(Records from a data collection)
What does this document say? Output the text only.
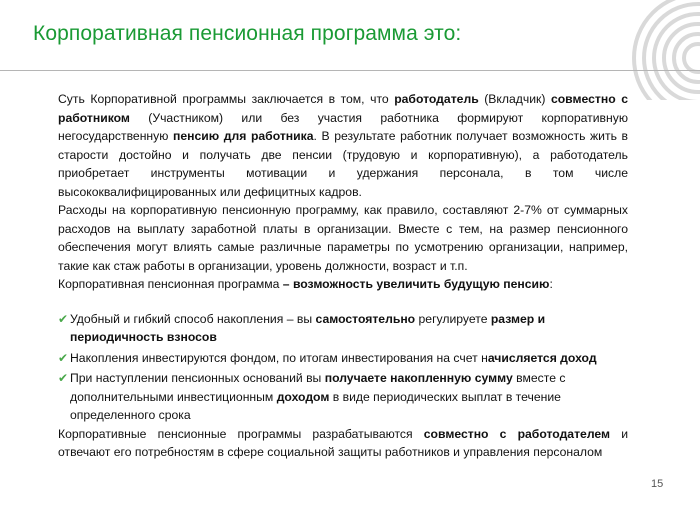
Корпоративная пенсионная программа это:

Суть Корпоративной программы заключается в том, что работодатель (Вкладчик) совместно с работником (Участником) или без участия работника формируют корпоративную негосударственную пенсию для работника. В результате работник получает возможность жить в старости достойно и получать две пенсии (трудовую и корпоративную), а работодатель приобретает инструменты мотивации и удержания персонала, в том числе высококвалифицированных или дефицитных кадров.

Расходы на корпоративную пенсионную программу, как правило, составляют 2-7% от суммарных расходов на выплату заработной платы в организации. Вместе с тем, на размер пенсионного обеспечения могут влиять самые различные параметры по усмотрению организации, например, такие как стаж работы в организации, уровень должности, возраст и т.п.

Корпоративная пенсионная программа – возможность увеличить будущую пенсию:

✔ Удобный и гибкий способ накопления – вы самостоятельно регулируете размер и периодичность взносов
✔ Накопления инвестируются фондом, по итогам инвестирования на счет начисляется доход
✔ При наступлении пенсионных оснований вы получаете накопленную сумму вместе с дополнительными инвестиционным доходом в виде периодических выплат в течение определенного срока

Корпоративные пенсионные программы разрабатываются совместно с работодателем и отвечают его потребностям в сфере социальной защиты работников и управления персоналом

15
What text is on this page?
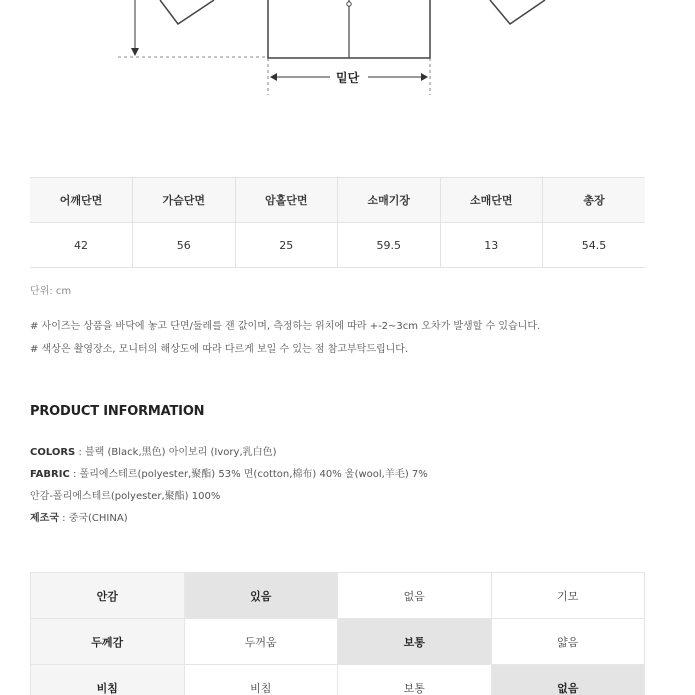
밑단
어깨단면	가슴단면	암홀단면	소매기장	소매단면	총장
42	56	25	59.5	13	54.5
단위: cm
# 사이즈는 상품을 바닥에 놓고 단면/둘레를 잰 값이며, 측정하는 위치에 따라 +-2~3cm 오차가 발생할 수 있습니다.
# 색상은 촬영장소, 모니터의 해상도에 따라 다르게 보일 수 있는 점 참고부탁드립니다.
PRODUCT INFORMATION
COLORS : 블랙 (Black,黑色) 아이보리 (Ivory,乳白色)
FABRIC : 폴리에스테르(polyester,聚酯) 53% 면(cotton,棉布) 40% 울(wool,羊毛) 7%
안감-폴리에스테르(polyester,聚酯) 100%
제조국 : 중국(CHINA)
안감	있음	없음	기모
두께감	두꺼움	보통	얇음
비침	비침	보통	없음
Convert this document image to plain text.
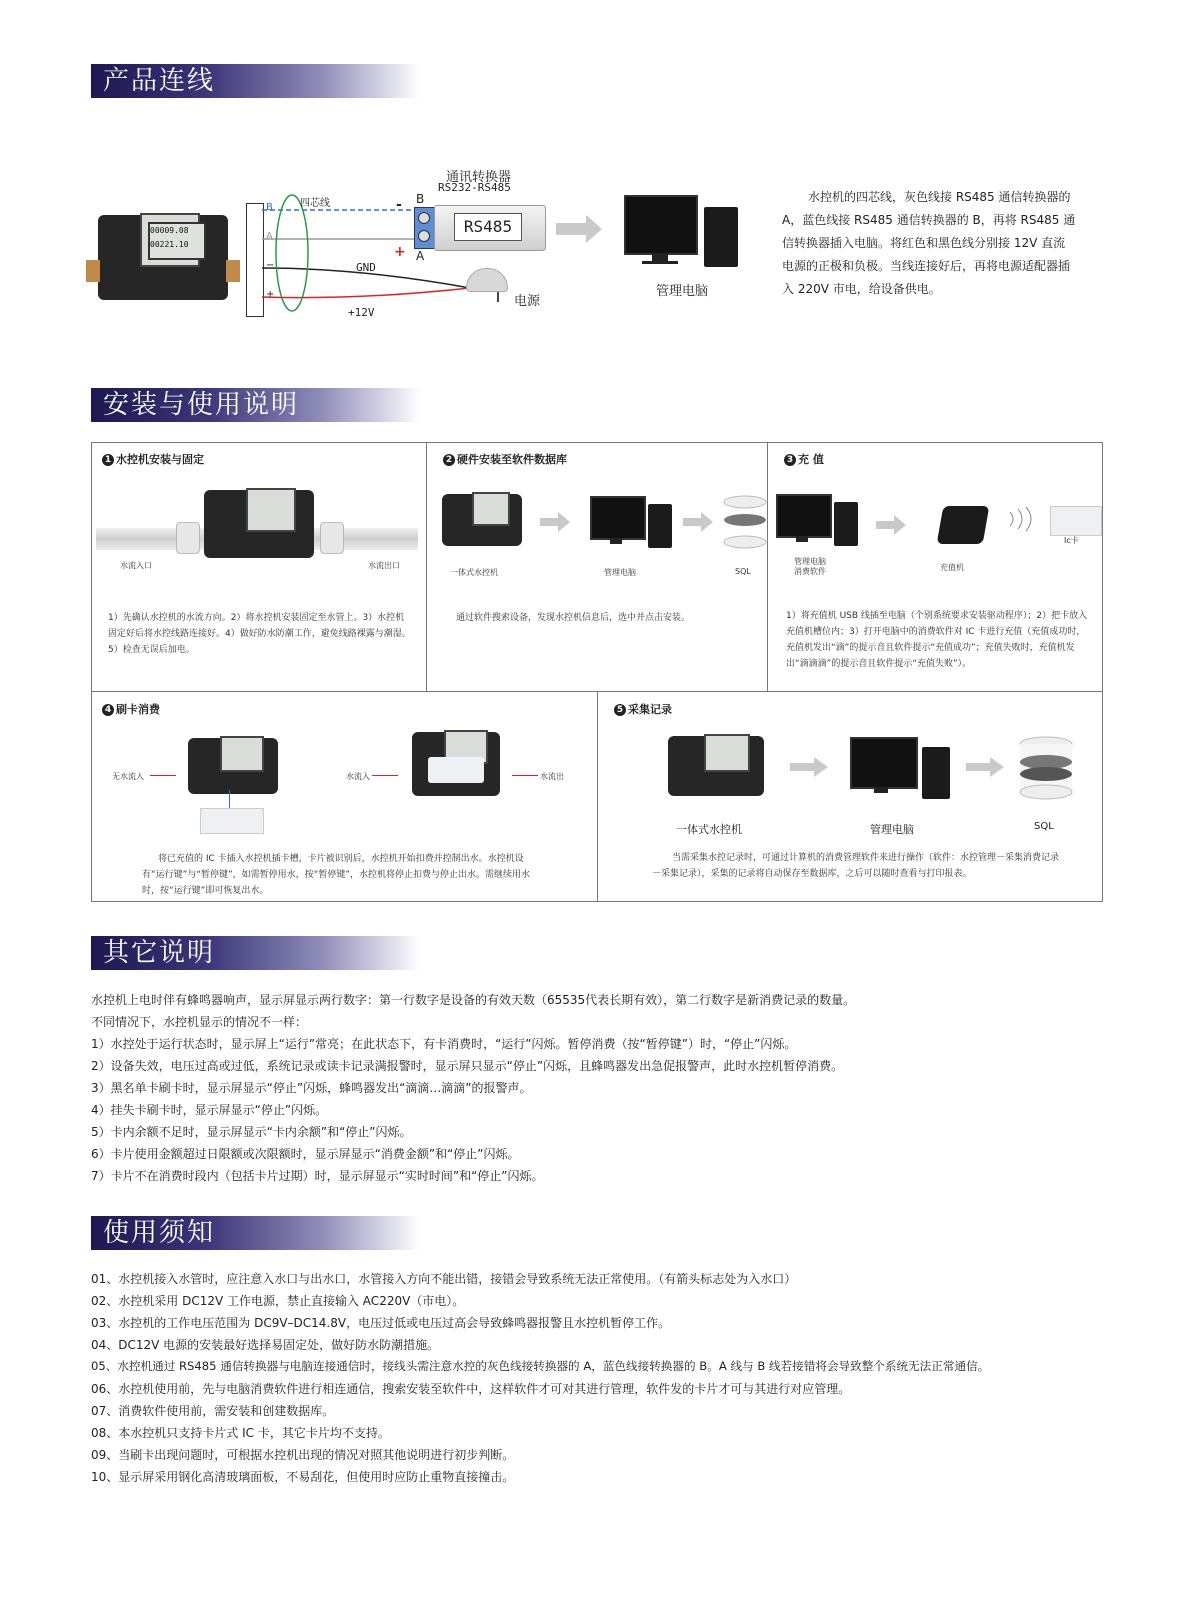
产品连线
00009.08
00221.10
B
A
−
+
四芯线
GND
+12V
-
+
B
A
RS485
通讯转换器
RS232-RS485
电源
管理电脑
水控机的四芯线，灰色线接 RS485 通信转换器的 A，蓝色线接 RS485 通信转换器的 B，再将 RS485 通信转换器插入电脑。将红色和黑色线分别接 12V 直流电源的正极和负极。当线连接好后，再将电源适配器插入 220V 市电，给设备供电。
安装与使用说明
1 水控机安装与固定
水流入口	水流出口
1）先确认水控机的水流方向。2）将水控机安装固定至水管上。3）水控机固定好后将水控线路连接好。4）做好防水防潮工作，避免线路裸露与潮湿。5）检查无误后加电。
2 硬件安装至软件数据库
一体式水控机	管理电脑	SQL
通过软件搜索设备，发现水控机信息后，选中并点击安装。
3 充 值
Ic卡
管理电脑
消费软件	充值机
1）将充值机 USB 线插至电脑（个别系统要求安装驱动程序）；2）把卡放入充值机槽位内；3）打开电脑中的消费软件对 IC 卡进行充值（充值成功时，充值机发出“滴”的提示音且软件提示“充值成功”；充值失败时，充值机发出“滴滴滴”的提示音且软件提示“充值失败”）。
4 刷卡消费
无水流入	水流入	水流出
将已充值的 IC 卡插入水控机插卡槽，卡片被识别后，水控机开始扣费并控制出水。水控机设有“运行键”与“暂停键”，如需暂停用水，按“暂停键”，水控机将停止扣费与停止出水。需继续用水时，按“运行键”即可恢复出水。
5 采集记录
一体式水控机	管理电脑	SQL
当需采集水控记录时，可通过计算机的消费管理软件来进行操作（软件：水控管理－采集消费记录－采集记录），采集的记录将自动保存至数据库，之后可以随时查看与打印报表。
其它说明
水控机上电时伴有蜂鸣器响声，显示屏显示两行数字：第一行数字是设备的有效天数（65535代表长期有效），第二行数字是新消费记录的数量。
不同情况下，水控机显示的情况不一样：
1）水控处于运行状态时，显示屏上“运行”常亮；在此状态下，有卡消费时，“运行”闪烁。暂停消费（按“暂停键”）时，“停止”闪烁。
2）设备失效，电压过高或过低，系统记录或读卡记录满报警时，显示屏只显示“停止”闪烁，且蜂鸣器发出急促报警声，此时水控机暂停消费。
3）黑名单卡刷卡时，显示屏显示“停止”闪烁，蜂鸣器发出“滴滴…滴滴”的报警声。
4）挂失卡刷卡时，显示屏显示“停止”闪烁。
5）卡内余额不足时，显示屏显示“卡内余额”和“停止”闪烁。
6）卡片使用金额超过日限额或次限额时，显示屏显示“消费金额”和“停止”闪烁。
7）卡片不在消费时段内（包括卡片过期）时，显示屏显示“实时时间”和“停止”闪烁。
使用须知
01、水控机接入水管时，应注意入水口与出水口，水管接入方向不能出错，接错会导致系统无法正常使用。（有箭头标志处为入水口）
02、水控机采用 DC12V 工作电源，禁止直接输入 AC220V（市电）。
03、水控机的工作电压范围为 DC9V–DC14.8V，电压过低或电压过高会导致蜂鸣器报警且水控机暂停工作。
04、DC12V 电源的安装最好选择易固定处，做好防水防潮措施。
05、水控机通过 RS485 通信转换器与电脑连接通信时，接线头需注意水控的灰色线接转换器的 A，蓝色线接转换器的 B。A 线与 B 线若接错将会导致整个系统无法正常通信。
06、水控机使用前，先与电脑消费软件进行相连通信，搜索安装至软件中，这样软件才可对其进行管理，软件发的卡片才可与其进行对应管理。
07、消费软件使用前，需安装和创建数据库。
08、本水控机只支持卡片式 IC 卡，其它卡片均不支持。
09、当刷卡出现问题时，可根据水控机出现的情况对照其他说明进行初步判断。
10、显示屏采用钢化高清玻璃面板，不易刮花，但使用时应防止重物直接撞击。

Problem to solve: Your copy of the data should match it exactly, except that pictures are left out.

Final result:
What does this document say? Output the text only.
Корпоративная пенсионная программа это:

Суть Корпоративной программы заключается в том, что работодатель (Вкладчик) совместно с работником (Участником) или без участия работника формируют корпоративную негосударственную пенсию для работника. В результате работник получает возможность жить в старости достойно и получать две пенсии (трудовую и корпоративную), а работодатель приобретает инструменты мотивации и удержания персонала, в том числе высококвалифицированных или дефицитных кадров.

Расходы на корпоративную пенсионную программу, как правило, составляют 2-7% от суммарных расходов на выплату заработной платы в организации. Вместе с тем, на размер пенсионного обеспечения могут влиять самые различные параметры по усмотрению организации, например, такие как стаж работы в организации, уровень должности, возраст и т.п.

Корпоративная пенсионная программа – возможность увеличить будущую пенсию:

✔ Удобный и гибкий способ накопления – вы самостоятельно регулируете размер и периодичность взносов
✔ Накопления инвестируются фондом, по итогам инвестирования на счет начисляется доход
✔ При наступлении пенсионных оснований вы получаете накопленную сумму вместе с дополнительными инвестиционным доходом в виде периодических выплат в течение определенного срока

Корпоративные пенсионные программы разрабатываются совместно с работодателем и отвечают его потребностям в сфере социальной защиты работников и управления персоналом

15
What text is on this page?
밑단
어깨단면	가슴단면	암홀단면	소매기장	소매단면	총장
42	56	25	59.5	13	54.5
단위: cm
# 사이즈는 상품을 바닥에 놓고 단면/둘레를 잰 값이며, 측정하는 위치에 따라 +-2~3cm 오차가 발생할 수 있습니다.
# 색상은 촬영장소, 모니터의 해상도에 따라 다르게 보일 수 있는 점 참고부탁드립니다.
PRODUCT INFORMATION
COLORS : 블랙 (Black,黑色) 아이보리 (Ivory,乳白色)
FABRIC : 폴리에스테르(polyester,聚酯) 53% 면(cotton,棉布) 40% 울(wool,羊毛) 7%
안감-폴리에스테르(polyester,聚酯) 100%
제조국 : 중국(CHINA)
안감	있음	없음	기모
두께감	두꺼움	보통	얇음
비침	비침	보통	없음
Convert this document image to plain text.
产品连线
00009.08
00221.10
B
A
−
+
四芯线
GND
+12V
-
+
B
A
RS485
通讯转换器
RS232-RS485
电源
管理电脑
水控机的四芯线，灰色线接 RS485 通信转换器的 A，蓝色线接 RS485 通信转换器的 B，再将 RS485 通信转换器插入电脑。将红色和黑色线分别接 12V 直流电源的正极和负极。当线连接好后，再将电源适配器插入 220V 市电，给设备供电。
安装与使用说明
1 水控机安装与固定
水流入口	水流出口
1）先确认水控机的水流方向。2）将水控机安装固定至水管上。3）水控机固定好后将水控线路连接好。4）做好防水防潮工作，避免线路裸露与潮湿。5）检查无误后加电。
2 硬件安装至软件数据库
一体式水控机	管理电脑	SQL
通过软件搜索设备，发现水控机信息后，选中并点击安装。
3 充 值
Ic卡
管理电脑
消费软件	充值机
1）将充值机 USB 线插至电脑（个别系统要求安装驱动程序）；2）把卡放入充值机槽位内；3）打开电脑中的消费软件对 IC 卡进行充值（充值成功时，充值机发出“滴”的提示音且软件提示“充值成功”；充值失败时，充值机发出“滴滴滴”的提示音且软件提示“充值失败”）。
4 刷卡消费
无水流入	水流入	水流出
将已充值的 IC 卡插入水控机插卡槽，卡片被识别后，水控机开始扣费并控制出水。水控机设有“运行键”与“暂停键”，如需暂停用水，按“暂停键”，水控机将停止扣费与停止出水。需继续用水时，按“运行键”即可恢复出水。
5 采集记录
一体式水控机	管理电脑	SQL
当需采集水控记录时，可通过计算机的消费管理软件来进行操作（软件：水控管理－采集消费记录－采集记录），采集的记录将自动保存至数据库，之后可以随时查看与打印报表。
其它说明
水控机上电时伴有蜂鸣器响声，显示屏显示两行数字：第一行数字是设备的有效天数（65535代表长期有效），第二行数字是新消费记录的数量。
不同情况下，水控机显示的情况不一样：
1）水控处于运行状态时，显示屏上“运行”常亮；在此状态下，有卡消费时，“运行”闪烁。暂停消费（按“暂停键”）时，“停止”闪烁。
2）设备失效，电压过高或过低，系统记录或读卡记录满报警时，显示屏只显示“停止”闪烁，且蜂鸣器发出急促报警声，此时水控机暂停消费。
3）黑名单卡刷卡时，显示屏显示“停止”闪烁，蜂鸣器发出“滴滴…滴滴”的报警声。
4）挂失卡刷卡时，显示屏显示“停止”闪烁。
5）卡内余额不足时，显示屏显示“卡内余额”和“停止”闪烁。
6）卡片使用金额超过日限额或次限额时，显示屏显示“消费金额”和“停止”闪烁。
7）卡片不在消费时段内（包括卡片过期）时，显示屏显示“实时时间”和“停止”闪烁。
使用须知
01、水控机接入水管时，应注意入水口与出水口，水管接入方向不能出错，接错会导致系统无法正常使用。（有箭头标志处为入水口）
02、水控机采用 DC12V 工作电源，禁止直接输入 AC220V（市电）。
03、水控机的工作电压范围为 DC9V–DC14.8V，电压过低或电压过高会导致蜂鸣器报警且水控机暂停工作。
04、DC12V 电源的安装最好选择易固定处，做好防水防潮措施。
05、水控机通过 RS485 通信转换器与电脑连接通信时，接线头需注意水控的灰色线接转换器的 A，蓝色线接转换器的 B。A 线与 B 线若接错将会导致整个系统无法正常通信。
06、水控机使用前，先与电脑消费软件进行相连通信，搜索安装至软件中，这样软件才可对其进行管理，软件发的卡片才可与其进行对应管理。
07、消费软件使用前，需安装和创建数据库。
08、本水控机只支持卡片式 IC 卡，其它卡片均不支持。
09、当刷卡出现问题时，可根据水控机出现的情况对照其他说明进行初步判断。
10、显示屏采用钢化高清玻璃面板，不易刮花，但使用时应防止重物直接撞击。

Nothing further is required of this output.